| SELECTED EXTRACT |

——

The present disclosure relates to partitioning program memory.
BACKGROUNDProcessors may use multiple threads to process data. A processor may include program instruction memory to temporarily store small program images, and each thread may access the program memory to fetch these small program images during data processing. The program images may be stored in a larger memory (e.g., memory external to the processor) and copied into the program memory as needed. In a multi-threaded environment, each thread (context) may use all or part of the program memory to execute code specific to the task being executed by the thread. As threads are “swapped out”, the program memory may be refreshed with additional instructions copied from the larger memory into the program memory.
Features and advantages of embodiments of the claimed subject matter will become apparent as the following Detailed Description proceeds, and upon reference to the Drawings, wherein like numerals depict like parts, and in which:
Although the following Detailed Description will proceed with reference being made to illustrative embodiments, many alternatives, modifications, and variations thereof will be apparent to those skilled in the art.
DETAILED DESCRIPTIONNetwork devices may utilize multiple threads to process data packets. These threads may use program counters to address instructions stored in program memory. The program memory may be a small, fixed resource that temporarily stores small program images. A larger pool of instructions may be stored in another, larger memory and copied into the program memory on a per-thread basis. For example, in some network devices, the program memory may be only 8k addressable, while the larger memory may be 128k, or more. At any given time, a thread's program counter may be active and used to fetch instructions stored in the program memory. As a thread requires more instructions, it may generate a copy request to the larger memory to copy instructions into the program memory.
In some conventional network devices, the program memory can be reloaded by forcing all threads to stop executing, and then instructions may be copied from the larger memory into the program memory. Yet other network devices permit “on-the-fly” reloading of the program memory from the larger memory while permitting other thread(s) to continue executing instructions. However, such “on-the-fly” processing may present problems. Each thread may be executing instructions independently of other threads, and thus each thread may be “unaware” of what part of the instructions may have been loaded into the program memory. For example, one thread could replace instructions that another thread needs to execute. Continual displacement of instructions, with little or no forward progress in execution, is known as “thrashing”.

——

[Layout annotation data]
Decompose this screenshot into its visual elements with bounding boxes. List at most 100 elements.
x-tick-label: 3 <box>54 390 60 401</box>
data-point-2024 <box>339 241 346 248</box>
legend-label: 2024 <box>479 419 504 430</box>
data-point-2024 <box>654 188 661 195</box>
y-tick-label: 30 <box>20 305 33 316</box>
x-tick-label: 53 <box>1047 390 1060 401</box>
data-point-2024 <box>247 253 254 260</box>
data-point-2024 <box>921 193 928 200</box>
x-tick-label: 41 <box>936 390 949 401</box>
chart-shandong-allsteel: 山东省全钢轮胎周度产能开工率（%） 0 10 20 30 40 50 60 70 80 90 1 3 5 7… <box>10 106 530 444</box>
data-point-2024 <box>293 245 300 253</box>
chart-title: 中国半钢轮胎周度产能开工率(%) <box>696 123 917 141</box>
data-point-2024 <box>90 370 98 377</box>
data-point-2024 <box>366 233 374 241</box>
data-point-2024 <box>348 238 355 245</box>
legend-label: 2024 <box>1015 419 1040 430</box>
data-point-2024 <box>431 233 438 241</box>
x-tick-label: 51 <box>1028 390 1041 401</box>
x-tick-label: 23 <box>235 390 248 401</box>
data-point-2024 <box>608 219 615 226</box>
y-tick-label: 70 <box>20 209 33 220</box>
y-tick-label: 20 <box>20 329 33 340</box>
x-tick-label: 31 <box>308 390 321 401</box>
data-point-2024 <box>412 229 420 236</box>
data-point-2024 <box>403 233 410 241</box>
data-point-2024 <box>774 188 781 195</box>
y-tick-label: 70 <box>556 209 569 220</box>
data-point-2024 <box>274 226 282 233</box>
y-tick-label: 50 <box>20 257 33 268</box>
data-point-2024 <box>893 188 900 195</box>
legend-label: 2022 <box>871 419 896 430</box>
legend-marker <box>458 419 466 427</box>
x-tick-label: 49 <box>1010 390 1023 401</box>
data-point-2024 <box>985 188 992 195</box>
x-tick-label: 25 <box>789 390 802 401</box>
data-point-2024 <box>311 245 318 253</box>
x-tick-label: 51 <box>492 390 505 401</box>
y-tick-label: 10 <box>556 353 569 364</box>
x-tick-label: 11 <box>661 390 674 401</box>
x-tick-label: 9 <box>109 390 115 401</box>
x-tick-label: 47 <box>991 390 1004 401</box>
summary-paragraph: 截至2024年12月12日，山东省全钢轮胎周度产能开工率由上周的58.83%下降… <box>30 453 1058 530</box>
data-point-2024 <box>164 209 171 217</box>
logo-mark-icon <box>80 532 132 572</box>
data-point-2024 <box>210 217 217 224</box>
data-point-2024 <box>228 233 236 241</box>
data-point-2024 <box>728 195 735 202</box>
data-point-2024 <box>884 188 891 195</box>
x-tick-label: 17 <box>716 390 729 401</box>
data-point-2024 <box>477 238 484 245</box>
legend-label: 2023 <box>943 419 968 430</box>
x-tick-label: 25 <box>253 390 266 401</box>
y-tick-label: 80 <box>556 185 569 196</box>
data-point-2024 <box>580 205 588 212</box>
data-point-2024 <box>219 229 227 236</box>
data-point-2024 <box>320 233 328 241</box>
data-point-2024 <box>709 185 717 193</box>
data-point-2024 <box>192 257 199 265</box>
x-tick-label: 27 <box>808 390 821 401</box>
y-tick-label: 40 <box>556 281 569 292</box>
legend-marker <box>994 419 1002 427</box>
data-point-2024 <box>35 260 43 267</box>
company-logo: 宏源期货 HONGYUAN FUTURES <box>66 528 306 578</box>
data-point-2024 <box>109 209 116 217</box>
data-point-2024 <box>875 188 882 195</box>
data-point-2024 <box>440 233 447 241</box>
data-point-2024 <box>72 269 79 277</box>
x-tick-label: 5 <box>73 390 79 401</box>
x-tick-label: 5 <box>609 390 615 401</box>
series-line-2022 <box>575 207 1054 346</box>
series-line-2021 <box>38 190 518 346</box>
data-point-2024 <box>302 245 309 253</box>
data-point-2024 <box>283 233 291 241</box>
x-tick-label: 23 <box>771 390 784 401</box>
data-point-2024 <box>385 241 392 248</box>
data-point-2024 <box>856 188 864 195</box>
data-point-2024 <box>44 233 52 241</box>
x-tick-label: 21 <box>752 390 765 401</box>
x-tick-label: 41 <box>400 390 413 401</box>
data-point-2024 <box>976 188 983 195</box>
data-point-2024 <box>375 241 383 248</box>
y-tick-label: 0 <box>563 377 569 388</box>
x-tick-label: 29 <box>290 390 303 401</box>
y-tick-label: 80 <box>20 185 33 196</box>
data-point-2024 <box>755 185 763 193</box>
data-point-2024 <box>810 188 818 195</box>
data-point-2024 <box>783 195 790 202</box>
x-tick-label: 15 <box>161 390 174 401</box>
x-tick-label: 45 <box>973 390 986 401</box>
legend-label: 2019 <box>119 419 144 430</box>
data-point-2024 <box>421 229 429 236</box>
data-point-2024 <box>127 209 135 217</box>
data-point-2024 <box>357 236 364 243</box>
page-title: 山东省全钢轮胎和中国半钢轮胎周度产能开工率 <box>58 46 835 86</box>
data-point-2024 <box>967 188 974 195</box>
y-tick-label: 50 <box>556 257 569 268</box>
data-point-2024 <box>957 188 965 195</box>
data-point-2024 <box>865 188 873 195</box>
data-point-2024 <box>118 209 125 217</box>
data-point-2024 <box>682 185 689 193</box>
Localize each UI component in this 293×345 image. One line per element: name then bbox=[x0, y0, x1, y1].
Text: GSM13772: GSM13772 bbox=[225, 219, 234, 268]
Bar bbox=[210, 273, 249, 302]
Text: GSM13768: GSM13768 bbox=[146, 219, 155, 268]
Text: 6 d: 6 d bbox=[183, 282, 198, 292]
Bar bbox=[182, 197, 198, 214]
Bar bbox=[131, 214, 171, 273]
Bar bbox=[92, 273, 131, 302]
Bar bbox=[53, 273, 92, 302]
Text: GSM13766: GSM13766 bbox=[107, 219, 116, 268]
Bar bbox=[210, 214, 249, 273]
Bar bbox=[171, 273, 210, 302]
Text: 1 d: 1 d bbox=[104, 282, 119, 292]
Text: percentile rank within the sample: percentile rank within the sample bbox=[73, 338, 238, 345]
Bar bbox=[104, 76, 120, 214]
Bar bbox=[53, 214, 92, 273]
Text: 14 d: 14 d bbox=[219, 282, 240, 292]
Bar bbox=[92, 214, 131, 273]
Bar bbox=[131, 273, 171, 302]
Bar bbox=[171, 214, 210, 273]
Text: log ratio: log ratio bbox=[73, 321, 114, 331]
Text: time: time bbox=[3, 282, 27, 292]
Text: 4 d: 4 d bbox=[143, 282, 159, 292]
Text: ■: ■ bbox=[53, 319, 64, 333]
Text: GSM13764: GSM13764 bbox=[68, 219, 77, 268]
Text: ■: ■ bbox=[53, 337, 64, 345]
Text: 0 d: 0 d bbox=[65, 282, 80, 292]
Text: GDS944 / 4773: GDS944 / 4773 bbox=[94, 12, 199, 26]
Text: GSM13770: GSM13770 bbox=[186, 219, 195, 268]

——

| TASK STATEMENT |
Continue the passage on partitioning program memory, starting after its last sentence.

| TASK RESPONSE |
Generally, this disclosure describes program memory that may be partitioned to provide access to instructions on a per-thread basis. For example, in a processing environment where eight threads execute instructions, an 8k program memory may be partitioned into a first 4k partition (e.g., 0-4k) and a second 4k partition (e.g., 4k-8k). The first partition may provide a common memory space to store instructions that are used frequently by two or more threads. The second partition may be further divided into 8 segments of 512 instructions per segment. Each segment may provide a dedicated memory space for each respective thread. Further, each segment may be accessed and reloaded frequently by respective threads (which may occur independently of other threads). By storing frequently-used instructions in the first partition, copy operations from a larger memory into the program memory may be reduced. Additionally, by segmenting the second partition to provide each thread its own program memory space, the possibility that other threads may displace instructions used by a given thread may be eliminated. Accordingly, efficiency of memory operations may be improved.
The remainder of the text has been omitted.